GIVEN EXERCISE -> Find every line in the records that holds the string "title". Copy each one.

>> begin DATASET RECORDS

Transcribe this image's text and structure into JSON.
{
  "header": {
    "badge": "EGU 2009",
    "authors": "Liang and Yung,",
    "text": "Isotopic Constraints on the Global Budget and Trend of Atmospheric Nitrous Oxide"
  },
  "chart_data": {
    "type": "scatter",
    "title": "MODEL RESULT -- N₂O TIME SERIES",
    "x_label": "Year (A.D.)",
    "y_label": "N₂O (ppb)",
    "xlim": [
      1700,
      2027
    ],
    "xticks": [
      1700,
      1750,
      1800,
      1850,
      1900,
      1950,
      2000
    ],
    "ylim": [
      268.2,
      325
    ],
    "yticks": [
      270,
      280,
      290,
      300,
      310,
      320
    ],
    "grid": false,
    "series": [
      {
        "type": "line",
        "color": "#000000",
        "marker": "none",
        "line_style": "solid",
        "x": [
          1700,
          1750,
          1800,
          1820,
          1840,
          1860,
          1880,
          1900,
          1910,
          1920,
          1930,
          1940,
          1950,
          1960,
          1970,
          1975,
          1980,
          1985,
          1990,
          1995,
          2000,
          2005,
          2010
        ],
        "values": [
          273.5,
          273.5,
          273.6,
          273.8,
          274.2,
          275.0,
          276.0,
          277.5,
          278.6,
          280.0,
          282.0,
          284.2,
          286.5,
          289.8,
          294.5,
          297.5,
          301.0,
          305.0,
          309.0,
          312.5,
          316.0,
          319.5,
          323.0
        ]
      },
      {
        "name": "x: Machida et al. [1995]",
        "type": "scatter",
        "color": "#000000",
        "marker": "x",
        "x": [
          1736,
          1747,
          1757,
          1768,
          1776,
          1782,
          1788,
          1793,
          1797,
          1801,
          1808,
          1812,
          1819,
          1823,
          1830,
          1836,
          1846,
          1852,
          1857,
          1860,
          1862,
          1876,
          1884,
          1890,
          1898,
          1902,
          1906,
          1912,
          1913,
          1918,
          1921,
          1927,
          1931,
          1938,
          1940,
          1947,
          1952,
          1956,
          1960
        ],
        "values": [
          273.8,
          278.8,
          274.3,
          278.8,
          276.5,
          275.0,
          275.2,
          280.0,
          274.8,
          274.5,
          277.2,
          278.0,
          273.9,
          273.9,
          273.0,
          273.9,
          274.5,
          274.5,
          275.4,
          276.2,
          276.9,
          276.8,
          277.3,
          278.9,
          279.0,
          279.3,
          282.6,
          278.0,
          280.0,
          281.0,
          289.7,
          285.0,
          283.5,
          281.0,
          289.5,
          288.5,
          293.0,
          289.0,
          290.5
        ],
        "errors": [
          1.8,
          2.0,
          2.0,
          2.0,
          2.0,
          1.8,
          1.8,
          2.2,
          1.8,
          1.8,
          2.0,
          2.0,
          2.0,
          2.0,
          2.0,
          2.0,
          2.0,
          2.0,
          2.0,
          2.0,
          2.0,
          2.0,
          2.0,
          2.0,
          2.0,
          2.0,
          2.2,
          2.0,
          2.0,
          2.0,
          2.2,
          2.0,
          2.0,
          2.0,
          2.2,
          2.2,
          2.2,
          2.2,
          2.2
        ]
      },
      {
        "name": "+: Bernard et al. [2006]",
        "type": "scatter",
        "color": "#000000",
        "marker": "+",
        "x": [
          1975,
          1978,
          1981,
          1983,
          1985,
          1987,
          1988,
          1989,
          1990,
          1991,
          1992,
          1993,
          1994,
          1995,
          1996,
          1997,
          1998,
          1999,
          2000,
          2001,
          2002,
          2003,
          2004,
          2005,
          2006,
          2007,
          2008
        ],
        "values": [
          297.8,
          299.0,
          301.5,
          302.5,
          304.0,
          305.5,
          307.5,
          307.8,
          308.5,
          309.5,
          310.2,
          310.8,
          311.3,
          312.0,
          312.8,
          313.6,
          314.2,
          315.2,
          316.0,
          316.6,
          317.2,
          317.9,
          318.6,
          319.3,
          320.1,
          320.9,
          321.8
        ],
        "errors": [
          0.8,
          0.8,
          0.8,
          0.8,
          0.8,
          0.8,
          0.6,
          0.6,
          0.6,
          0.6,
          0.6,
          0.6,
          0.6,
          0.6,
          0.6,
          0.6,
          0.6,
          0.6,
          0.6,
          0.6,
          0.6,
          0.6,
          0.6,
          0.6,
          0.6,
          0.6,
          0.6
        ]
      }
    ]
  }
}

>> end DATASET RECORDS
>> begin DATASET RECORDS

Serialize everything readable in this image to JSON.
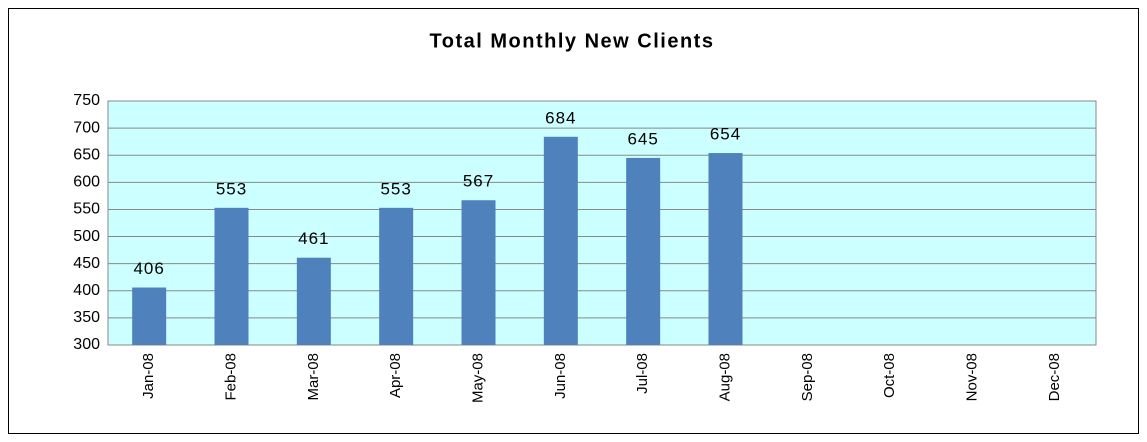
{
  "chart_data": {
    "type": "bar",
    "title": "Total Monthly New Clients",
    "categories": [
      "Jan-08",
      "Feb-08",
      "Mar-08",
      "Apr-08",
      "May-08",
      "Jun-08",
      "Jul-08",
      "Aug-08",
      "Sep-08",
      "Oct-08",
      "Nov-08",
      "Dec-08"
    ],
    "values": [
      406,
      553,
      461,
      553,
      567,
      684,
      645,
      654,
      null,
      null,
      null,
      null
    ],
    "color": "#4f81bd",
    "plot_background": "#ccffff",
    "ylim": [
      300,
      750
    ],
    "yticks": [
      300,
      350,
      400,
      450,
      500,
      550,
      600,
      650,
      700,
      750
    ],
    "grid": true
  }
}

>> end DATASET RECORDS

SOLUTION ->
    "title": "MODEL RESULT -- N₂O TIME SERIES",
    "title": "Total Monthly New Clients",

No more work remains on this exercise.